### Task instructions
Copy out all the data, word for word.

Data records:
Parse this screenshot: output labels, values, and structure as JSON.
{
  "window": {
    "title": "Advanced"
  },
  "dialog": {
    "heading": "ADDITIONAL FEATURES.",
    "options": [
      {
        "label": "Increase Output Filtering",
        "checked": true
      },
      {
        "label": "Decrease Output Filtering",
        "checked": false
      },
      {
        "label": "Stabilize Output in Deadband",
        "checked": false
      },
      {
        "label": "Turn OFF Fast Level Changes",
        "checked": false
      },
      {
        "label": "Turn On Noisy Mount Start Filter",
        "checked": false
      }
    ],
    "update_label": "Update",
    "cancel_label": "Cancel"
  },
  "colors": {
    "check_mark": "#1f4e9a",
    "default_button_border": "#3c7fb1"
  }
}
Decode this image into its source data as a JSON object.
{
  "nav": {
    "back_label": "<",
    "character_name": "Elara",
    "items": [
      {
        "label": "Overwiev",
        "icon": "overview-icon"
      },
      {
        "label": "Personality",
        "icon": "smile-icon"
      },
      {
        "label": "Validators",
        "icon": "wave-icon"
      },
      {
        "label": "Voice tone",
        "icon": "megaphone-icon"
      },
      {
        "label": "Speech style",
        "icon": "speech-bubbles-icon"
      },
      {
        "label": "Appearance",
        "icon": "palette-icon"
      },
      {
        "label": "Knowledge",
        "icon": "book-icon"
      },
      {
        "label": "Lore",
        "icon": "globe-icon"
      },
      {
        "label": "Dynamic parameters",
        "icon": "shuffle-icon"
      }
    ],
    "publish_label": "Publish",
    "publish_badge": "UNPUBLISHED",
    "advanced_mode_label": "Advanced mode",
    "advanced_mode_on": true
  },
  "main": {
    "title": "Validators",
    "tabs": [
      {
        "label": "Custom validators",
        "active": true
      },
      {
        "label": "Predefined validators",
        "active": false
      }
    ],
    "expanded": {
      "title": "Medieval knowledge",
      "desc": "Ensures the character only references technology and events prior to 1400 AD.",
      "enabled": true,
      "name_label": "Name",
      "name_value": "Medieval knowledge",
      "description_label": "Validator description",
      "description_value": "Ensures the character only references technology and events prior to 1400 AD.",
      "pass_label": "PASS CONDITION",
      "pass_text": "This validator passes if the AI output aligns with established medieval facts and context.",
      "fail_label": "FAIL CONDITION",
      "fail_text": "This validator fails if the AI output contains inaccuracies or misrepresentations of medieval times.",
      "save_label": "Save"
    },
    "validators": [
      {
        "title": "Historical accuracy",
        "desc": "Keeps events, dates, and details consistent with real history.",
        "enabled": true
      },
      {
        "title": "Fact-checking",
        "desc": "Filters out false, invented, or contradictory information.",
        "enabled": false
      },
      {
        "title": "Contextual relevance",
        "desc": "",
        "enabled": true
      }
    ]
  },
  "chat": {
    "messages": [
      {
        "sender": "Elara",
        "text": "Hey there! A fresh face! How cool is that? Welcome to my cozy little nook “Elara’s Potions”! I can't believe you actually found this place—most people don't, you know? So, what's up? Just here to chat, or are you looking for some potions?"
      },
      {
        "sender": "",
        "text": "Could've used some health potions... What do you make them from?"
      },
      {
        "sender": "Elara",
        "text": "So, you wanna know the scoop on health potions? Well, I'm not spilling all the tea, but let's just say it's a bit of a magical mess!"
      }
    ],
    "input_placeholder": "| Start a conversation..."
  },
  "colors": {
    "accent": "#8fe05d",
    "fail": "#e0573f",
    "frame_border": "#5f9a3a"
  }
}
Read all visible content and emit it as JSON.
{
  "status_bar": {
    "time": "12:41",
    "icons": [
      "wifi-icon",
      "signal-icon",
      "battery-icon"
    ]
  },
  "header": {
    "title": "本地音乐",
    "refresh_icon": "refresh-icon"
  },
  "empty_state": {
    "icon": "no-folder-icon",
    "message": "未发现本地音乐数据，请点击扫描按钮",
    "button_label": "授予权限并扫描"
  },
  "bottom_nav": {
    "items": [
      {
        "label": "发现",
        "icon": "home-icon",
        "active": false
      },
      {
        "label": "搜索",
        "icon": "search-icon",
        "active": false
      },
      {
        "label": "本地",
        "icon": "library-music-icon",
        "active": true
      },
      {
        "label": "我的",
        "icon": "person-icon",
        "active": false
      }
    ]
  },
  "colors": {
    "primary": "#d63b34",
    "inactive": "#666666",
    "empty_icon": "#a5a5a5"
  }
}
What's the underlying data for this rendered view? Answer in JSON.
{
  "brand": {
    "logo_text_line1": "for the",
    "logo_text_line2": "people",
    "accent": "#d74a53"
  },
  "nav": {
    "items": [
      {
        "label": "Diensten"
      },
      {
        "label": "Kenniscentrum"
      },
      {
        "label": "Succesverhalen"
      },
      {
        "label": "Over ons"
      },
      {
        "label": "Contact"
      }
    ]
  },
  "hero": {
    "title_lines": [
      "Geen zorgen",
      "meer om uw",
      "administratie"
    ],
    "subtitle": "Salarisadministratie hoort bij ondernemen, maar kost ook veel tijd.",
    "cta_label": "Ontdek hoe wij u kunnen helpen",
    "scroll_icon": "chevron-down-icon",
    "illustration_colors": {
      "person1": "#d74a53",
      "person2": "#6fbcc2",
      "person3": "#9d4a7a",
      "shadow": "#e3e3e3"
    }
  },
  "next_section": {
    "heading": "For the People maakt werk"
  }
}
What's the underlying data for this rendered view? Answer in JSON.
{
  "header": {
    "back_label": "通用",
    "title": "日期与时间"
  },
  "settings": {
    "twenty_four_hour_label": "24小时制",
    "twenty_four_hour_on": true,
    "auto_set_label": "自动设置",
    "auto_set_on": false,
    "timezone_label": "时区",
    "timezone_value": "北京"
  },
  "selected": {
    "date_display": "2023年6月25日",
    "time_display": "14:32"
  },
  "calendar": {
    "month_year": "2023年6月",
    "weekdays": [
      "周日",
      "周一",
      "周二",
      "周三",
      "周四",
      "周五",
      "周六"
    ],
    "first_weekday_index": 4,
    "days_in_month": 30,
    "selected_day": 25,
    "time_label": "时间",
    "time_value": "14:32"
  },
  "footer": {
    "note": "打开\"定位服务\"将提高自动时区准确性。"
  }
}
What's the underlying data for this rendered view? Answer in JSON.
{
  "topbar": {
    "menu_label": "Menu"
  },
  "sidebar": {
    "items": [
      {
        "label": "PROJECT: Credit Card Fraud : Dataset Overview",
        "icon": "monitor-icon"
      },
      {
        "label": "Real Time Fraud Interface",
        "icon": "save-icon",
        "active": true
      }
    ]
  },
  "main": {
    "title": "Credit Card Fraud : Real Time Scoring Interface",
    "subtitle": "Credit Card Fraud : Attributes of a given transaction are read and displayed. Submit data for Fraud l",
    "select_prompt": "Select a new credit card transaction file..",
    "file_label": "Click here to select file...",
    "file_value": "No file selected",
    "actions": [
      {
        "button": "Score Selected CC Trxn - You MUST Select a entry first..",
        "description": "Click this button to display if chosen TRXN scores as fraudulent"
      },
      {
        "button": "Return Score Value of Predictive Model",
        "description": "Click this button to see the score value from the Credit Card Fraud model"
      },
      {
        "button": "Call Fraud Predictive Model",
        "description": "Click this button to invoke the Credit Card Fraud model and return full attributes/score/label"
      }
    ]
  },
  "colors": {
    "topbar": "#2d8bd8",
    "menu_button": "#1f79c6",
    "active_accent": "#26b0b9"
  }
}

### The reply
Parse this screenshot: output labels, values, and structure as JSON.
{
  "window": {
    "title": "Advanced"
  },
  "dialog": {
    "heading": "ADDITIONAL FEATURES.",
    "options": [
      {
        "label": "Increase Output Filtering",
        "checked": true
      },
      {
        "label": "Decrease Output Filtering",
        "checked": false
      },
      {
        "label": "Stabilize Output in Deadband",
        "checked": false
      },
      {
        "label": "Turn OFF Fast Level Changes",
        "checked": false
      },
      {
        "label": "Turn On Noisy Mount Start Filter",
        "checked": false
      }
    ],
    "update_label": "Update",
    "cancel_label": "Cancel"
  },
  "colors": {
    "check_mark": "#1f4e9a",
    "default_button_border": "#3c7fb1"
  }
}
Decode this image into its source data as a JSON object.
{
  "nav": {
    "back_label": "<",
    "character_name": "Elara",
    "items": [
      {
        "label": "Overwiev",
        "icon": "overview-icon"
      },
      {
        "label": "Personality",
        "icon": "smile-icon"
      },
      {
        "label": "Validators",
        "icon": "wave-icon"
      },
      {
        "label": "Voice tone",
        "icon": "megaphone-icon"
      },
      {
        "label": "Speech style",
        "icon": "speech-bubbles-icon"
      },
      {
        "label": "Appearance",
        "icon": "palette-icon"
      },
      {
        "label": "Knowledge",
        "icon": "book-icon"
      },
      {
        "label": "Lore",
        "icon": "globe-icon"
      },
      {
        "label": "Dynamic parameters",
        "icon": "shuffle-icon"
      }
    ],
    "publish_label": "Publish",
    "publish_badge": "UNPUBLISHED",
    "advanced_mode_label": "Advanced mode",
    "advanced_mode_on": true
  },
  "main": {
    "title": "Validators",
    "tabs": [
      {
        "label": "Custom validators",
        "active": true
      },
      {
        "label": "Predefined validators",
        "active": false
      }
    ],
    "expanded": {
      "title": "Medieval knowledge",
      "desc": "Ensures the character only references technology and events prior to 1400 AD.",
      "enabled": true,
      "name_label": "Name",
      "name_value": "Medieval knowledge",
      "description_label": "Validator description",
      "description_value": "Ensures the character only references technology and events prior to 1400 AD.",
      "pass_label": "PASS CONDITION",
      "pass_text": "This validator passes if the AI output aligns with established medieval facts and context.",
      "fail_label": "FAIL CONDITION",
      "fail_text": "This validator fails if the AI output contains inaccuracies or misrepresentations of medieval times.",
      "save_label": "Save"
    },
    "validators": [
      {
        "title": "Historical accuracy",
        "desc": "Keeps events, dates, and details consistent with real history.",
        "enabled": true
      },
      {
        "title": "Fact-checking",
        "desc": "Filters out false, invented, or contradictory information.",
        "enabled": false
      },
      {
        "title": "Contextual relevance",
        "desc": "",
        "enabled": true
      }
    ]
  },
  "chat": {
    "messages": [
      {
        "sender": "Elara",
        "text": "Hey there! A fresh face! How cool is that? Welcome to my cozy little nook “Elara’s Potions”! I can't believe you actually found this place—most people don't, you know? So, what's up? Just here to chat, or are you looking for some potions?"
      },
      {
        "sender": "",
        "text": "Could've used some health potions... What do you make them from?"
      },
      {
        "sender": "Elara",
        "text": "So, you wanna know the scoop on health potions? Well, I'm not spilling all the tea, but let's just say it's a bit of a magical mess!"
      }
    ],
    "input_placeholder": "| Start a conversation..."
  },
  "colors": {
    "accent": "#8fe05d",
    "fail": "#e0573f",
    "frame_border": "#5f9a3a"
  }
}
Read all visible content and emit it as JSON.
{
  "status_bar": {
    "time": "12:41",
    "icons": [
      "wifi-icon",
      "signal-icon",
      "battery-icon"
    ]
  },
  "header": {
    "title": "本地音乐",
    "refresh_icon": "refresh-icon"
  },
  "empty_state": {
    "icon": "no-folder-icon",
    "message": "未发现本地音乐数据，请点击扫描按钮",
    "button_label": "授予权限并扫描"
  },
  "bottom_nav": {
    "items": [
      {
        "label": "发现",
        "icon": "home-icon",
        "active": false
      },
      {
        "label": "搜索",
        "icon": "search-icon",
        "active": false
      },
      {
        "label": "本地",
        "icon": "library-music-icon",
        "active": true
      },
      {
        "label": "我的",
        "icon": "person-icon",
        "active": false
      }
    ]
  },
  "colors": {
    "primary": "#d63b34",
    "inactive": "#666666",
    "empty_icon": "#a5a5a5"
  }
}
What's the underlying data for this rendered view? Answer in JSON.
{
  "brand": {
    "logo_text_line1": "for the",
    "logo_text_line2": "people",
    "accent": "#d74a53"
  },
  "nav": {
    "items": [
      {
        "label": "Diensten"
      },
      {
        "label": "Kenniscentrum"
      },
      {
        "label": "Succesverhalen"
      },
      {
        "label": "Over ons"
      },
      {
        "label": "Contact"
      }
    ]
  },
  "hero": {
    "title_lines": [
      "Geen zorgen",
      "meer om uw",
      "administratie"
    ],
    "subtitle": "Salarisadministratie hoort bij ondernemen, maar kost ook veel tijd.",
    "cta_label": "Ontdek hoe wij u kunnen helpen",
    "scroll_icon": "chevron-down-icon",
    "illustration_colors": {
      "person1": "#d74a53",
      "person2": "#6fbcc2",
      "person3": "#9d4a7a",
      "shadow": "#e3e3e3"
    }
  },
  "next_section": {
    "heading": "For the People maakt werk"
  }
}
What's the underlying data for this rendered view? Answer in JSON.
{
  "header": {
    "back_label": "通用",
    "title": "日期与时间"
  },
  "settings": {
    "twenty_four_hour_label": "24小时制",
    "twenty_four_hour_on": true,
    "auto_set_label": "自动设置",
    "auto_set_on": false,
    "timezone_label": "时区",
    "timezone_value": "北京"
  },
  "selected": {
    "date_display": "2023年6月25日",
    "time_display": "14:32"
  },
  "calendar": {
    "month_year": "2023年6月",
    "weekdays": [
      "周日",
      "周一",
      "周二",
      "周三",
      "周四",
      "周五",
      "周六"
    ],
    "first_weekday_index": 4,
    "days_in_month": 30,
    "selected_day": 25,
    "time_label": "时间",
    "time_value": "14:32"
  },
  "footer": {
    "note": "打开\"定位服务\"将提高自动时区准确性。"
  }
}
What's the underlying data for this rendered view? Answer in JSON.
{
  "topbar": {
    "menu_label": "Menu"
  },
  "sidebar": {
    "items": [
      {
        "label": "PROJECT: Credit Card Fraud : Dataset Overview",
        "icon": "monitor-icon"
      },
      {
        "label": "Real Time Fraud Interface",
        "icon": "save-icon",
        "active": true
      }
    ]
  },
  "main": {
    "title": "Credit Card Fraud : Real Time Scoring Interface",
    "subtitle": "Credit Card Fraud : Attributes of a given transaction are read and displayed. Submit data for Fraud l",
    "select_prompt": "Select a new credit card transaction file..",
    "file_label": "Click here to select file...",
    "file_value": "No file selected",
    "actions": [
      {
        "button": "Score Selected CC Trxn - You MUST Select a entry first..",
        "description": "Click this button to display if chosen TRXN scores as fraudulent"
      },
      {
        "button": "Return Score Value of Predictive Model",
        "description": "Click this button to see the score value from the Credit Card Fraud model"
      },
      {
        "button": "Call Fraud Predictive Model",
        "description": "Click this button to invoke the Credit Card Fraud model and return full attributes/score/label"
      }
    ]
  },
  "colors": {
    "topbar": "#2d8bd8",
    "menu_button": "#1f79c6",
    "active_accent": "#26b0b9"
  }
}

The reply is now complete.